↓
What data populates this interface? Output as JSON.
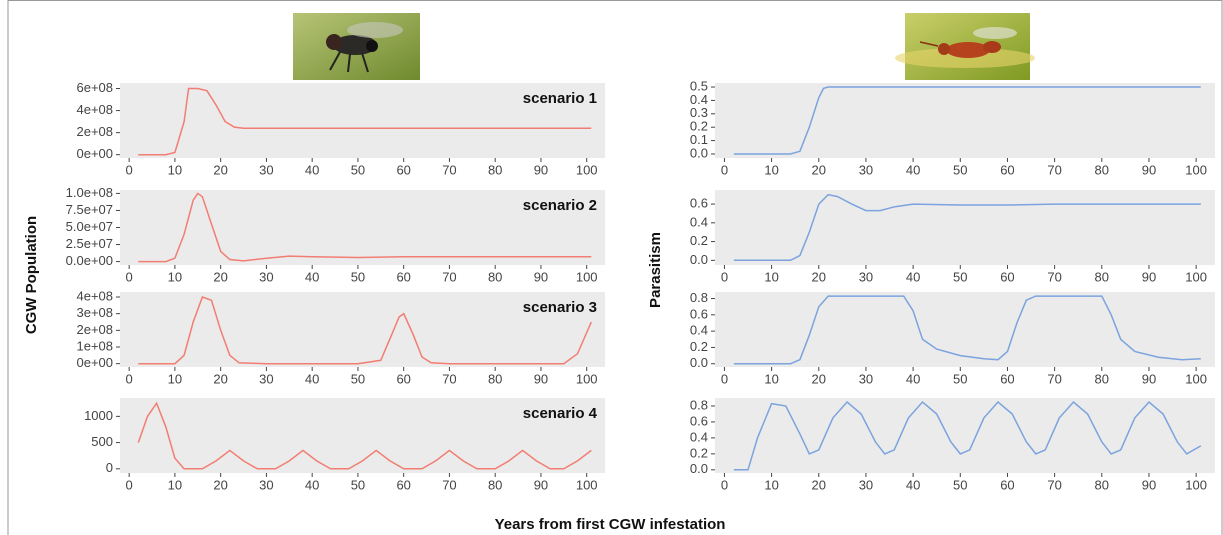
{
  "labels": {
    "ylabel_left": "CGW Population",
    "ylabel_right": "Parasitism",
    "xlabel": "Years from first CGW infestation"
  },
  "chart_data": [
    {
      "type": "line",
      "title": "scenario 1",
      "color": "#f27d72",
      "grid": false,
      "x": [
        2,
        8,
        10,
        12,
        13,
        15,
        17,
        19,
        21,
        23,
        25,
        101
      ],
      "values": [
        0,
        0,
        20000000,
        300000000,
        600000000,
        600000000,
        580000000,
        450000000,
        300000000,
        250000000,
        240000000,
        240000000
      ],
      "xlim": [
        -2,
        104
      ],
      "xticks": [
        0,
        10,
        20,
        30,
        40,
        50,
        60,
        70,
        80,
        90,
        100
      ],
      "ylim": [
        -30000000,
        650000000
      ],
      "yticks": [
        {
          "value": 0,
          "label": "0e+00"
        },
        {
          "value": 200000000,
          "label": "2e+08"
        },
        {
          "value": 400000000,
          "label": "4e+08"
        },
        {
          "value": 600000000,
          "label": "6e+08"
        }
      ]
    },
    {
      "type": "line",
      "title": "scenario 2",
      "color": "#f27d72",
      "grid": false,
      "x": [
        2,
        8,
        10,
        12,
        14,
        15,
        16,
        18,
        20,
        22,
        25,
        30,
        35,
        40,
        50,
        60,
        70,
        80,
        90,
        101
      ],
      "values": [
        0,
        0,
        5000000,
        40000000,
        90000000,
        100000000,
        95000000,
        55000000,
        15000000,
        3000000,
        1000000,
        5000000,
        8000000,
        7000000,
        6000000,
        7000000,
        7000000,
        7000000,
        7000000,
        7000000
      ],
      "xlim": [
        -2,
        104
      ],
      "xticks": [
        0,
        10,
        20,
        30,
        40,
        50,
        60,
        70,
        80,
        90,
        100
      ],
      "ylim": [
        -5000000,
        105000000
      ],
      "yticks": [
        {
          "value": 0,
          "label": "0.0e+00"
        },
        {
          "value": 25000000,
          "label": "2.5e+07"
        },
        {
          "value": 50000000,
          "label": "5.0e+07"
        },
        {
          "value": 75000000,
          "label": "7.5e+07"
        },
        {
          "value": 100000000,
          "label": "1.0e+08"
        }
      ]
    },
    {
      "type": "line",
      "title": "scenario 3",
      "color": "#f27d72",
      "grid": false,
      "x": [
        2,
        10,
        12,
        14,
        16,
        18,
        20,
        22,
        24,
        30,
        50,
        55,
        57,
        59,
        60,
        62,
        64,
        66,
        70,
        95,
        98,
        101
      ],
      "values": [
        0,
        0,
        50000000,
        250000000,
        400000000,
        380000000,
        200000000,
        50000000,
        5000000,
        0,
        0,
        20000000,
        150000000,
        280000000,
        300000000,
        180000000,
        40000000,
        5000000,
        0,
        0,
        60000000,
        250000000
      ],
      "xlim": [
        -2,
        104
      ],
      "xticks": [
        0,
        10,
        20,
        30,
        40,
        50,
        60,
        70,
        80,
        90,
        100
      ],
      "ylim": [
        -20000000,
        430000000
      ],
      "yticks": [
        {
          "value": 0,
          "label": "0e+00"
        },
        {
          "value": 100000000,
          "label": "1e+08"
        },
        {
          "value": 200000000,
          "label": "2e+08"
        },
        {
          "value": 300000000,
          "label": "3e+08"
        },
        {
          "value": 400000000,
          "label": "4e+08"
        }
      ]
    },
    {
      "type": "line",
      "title": "scenario 4",
      "color": "#f27d72",
      "grid": false,
      "x": [
        2,
        4,
        6,
        8,
        10,
        12,
        16,
        19,
        22,
        25,
        28,
        32,
        35,
        38,
        41,
        44,
        48,
        51,
        54,
        57,
        60,
        64,
        67,
        70,
        73,
        76,
        80,
        83,
        86,
        89,
        92,
        95,
        98,
        101
      ],
      "values": [
        500,
        1000,
        1250,
        800,
        200,
        0,
        0,
        150,
        350,
        150,
        0,
        0,
        150,
        350,
        150,
        0,
        0,
        150,
        350,
        150,
        0,
        0,
        150,
        350,
        150,
        0,
        0,
        150,
        350,
        150,
        0,
        0,
        150,
        350
      ],
      "xlim": [
        -2,
        104
      ],
      "xticks": [
        0,
        10,
        20,
        30,
        40,
        50,
        60,
        70,
        80,
        90,
        100
      ],
      "ylim": [
        -80,
        1350
      ],
      "yticks": [
        0,
        500,
        1000
      ]
    },
    {
      "type": "line",
      "color": "#7ba3de",
      "grid": false,
      "x": [
        2,
        14,
        16,
        18,
        20,
        21,
        22,
        101
      ],
      "values": [
        0,
        0,
        0.02,
        0.2,
        0.42,
        0.49,
        0.5,
        0.5
      ],
      "xlim": [
        -2,
        104
      ],
      "xticks": [
        0,
        10,
        20,
        30,
        40,
        50,
        60,
        70,
        80,
        90,
        100
      ],
      "ylim": [
        -0.03,
        0.53
      ],
      "yticks": [
        {
          "value": 0,
          "label": "0.0"
        },
        0.1,
        0.2,
        0.3,
        0.4,
        0.5
      ]
    },
    {
      "type": "line",
      "color": "#7ba3de",
      "grid": false,
      "x": [
        2,
        14,
        16,
        18,
        20,
        22,
        24,
        27,
        30,
        33,
        36,
        40,
        50,
        60,
        70,
        80,
        90,
        101
      ],
      "values": [
        0,
        0,
        0.05,
        0.3,
        0.6,
        0.7,
        0.68,
        0.6,
        0.53,
        0.53,
        0.57,
        0.6,
        0.59,
        0.59,
        0.6,
        0.6,
        0.6,
        0.6
      ],
      "xlim": [
        -2,
        104
      ],
      "xticks": [
        0,
        10,
        20,
        30,
        40,
        50,
        60,
        70,
        80,
        90,
        100
      ],
      "ylim": [
        -0.05,
        0.75
      ],
      "yticks": [
        {
          "value": 0,
          "label": "0.0"
        },
        0.2,
        0.4,
        0.6
      ]
    },
    {
      "type": "line",
      "color": "#7ba3de",
      "grid": false,
      "x": [
        2,
        14,
        16,
        18,
        20,
        22,
        38,
        40,
        42,
        45,
        50,
        55,
        58,
        60,
        62,
        64,
        66,
        80,
        82,
        84,
        87,
        92,
        97,
        101
      ],
      "values": [
        0,
        0,
        0.05,
        0.35,
        0.7,
        0.83,
        0.83,
        0.65,
        0.3,
        0.18,
        0.1,
        0.06,
        0.05,
        0.15,
        0.5,
        0.78,
        0.83,
        0.83,
        0.6,
        0.3,
        0.15,
        0.08,
        0.05,
        0.06
      ],
      "xlim": [
        -2,
        104
      ],
      "xticks": [
        0,
        10,
        20,
        30,
        40,
        50,
        60,
        70,
        80,
        90,
        100
      ],
      "ylim": [
        -0.04,
        0.88
      ],
      "yticks": [
        {
          "value": 0,
          "label": "0.0"
        },
        0.2,
        0.4,
        0.6,
        0.8
      ]
    },
    {
      "type": "line",
      "color": "#7ba3de",
      "grid": false,
      "x": [
        2,
        5,
        7,
        10,
        13,
        16,
        18,
        20,
        23,
        26,
        29,
        32,
        34,
        36,
        39,
        42,
        45,
        48,
        50,
        52,
        55,
        58,
        61,
        64,
        66,
        68,
        71,
        74,
        77,
        80,
        82,
        84,
        87,
        90,
        93,
        96,
        98,
        101
      ],
      "values": [
        0,
        0,
        0.4,
        0.83,
        0.8,
        0.45,
        0.2,
        0.25,
        0.65,
        0.85,
        0.7,
        0.35,
        0.2,
        0.25,
        0.65,
        0.85,
        0.7,
        0.35,
        0.2,
        0.25,
        0.65,
        0.85,
        0.7,
        0.35,
        0.2,
        0.25,
        0.65,
        0.85,
        0.7,
        0.35,
        0.2,
        0.25,
        0.65,
        0.85,
        0.7,
        0.35,
        0.2,
        0.3
      ],
      "xlim": [
        -2,
        104
      ],
      "xticks": [
        0,
        10,
        20,
        30,
        40,
        50,
        60,
        70,
        80,
        90,
        100
      ],
      "ylim": [
        -0.04,
        0.9
      ],
      "yticks": [
        {
          "value": 0,
          "label": "0.0"
        },
        0.2,
        0.4,
        0.6,
        0.8
      ]
    }
  ]
}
↑
- **What to work on**: Every line holding "title" should be copied out.

- **Output of the exercise**:
      "title": "scenario 1",
      "title": "scenario 2",
      "title": "scenario 3",
      "title": "scenario 4",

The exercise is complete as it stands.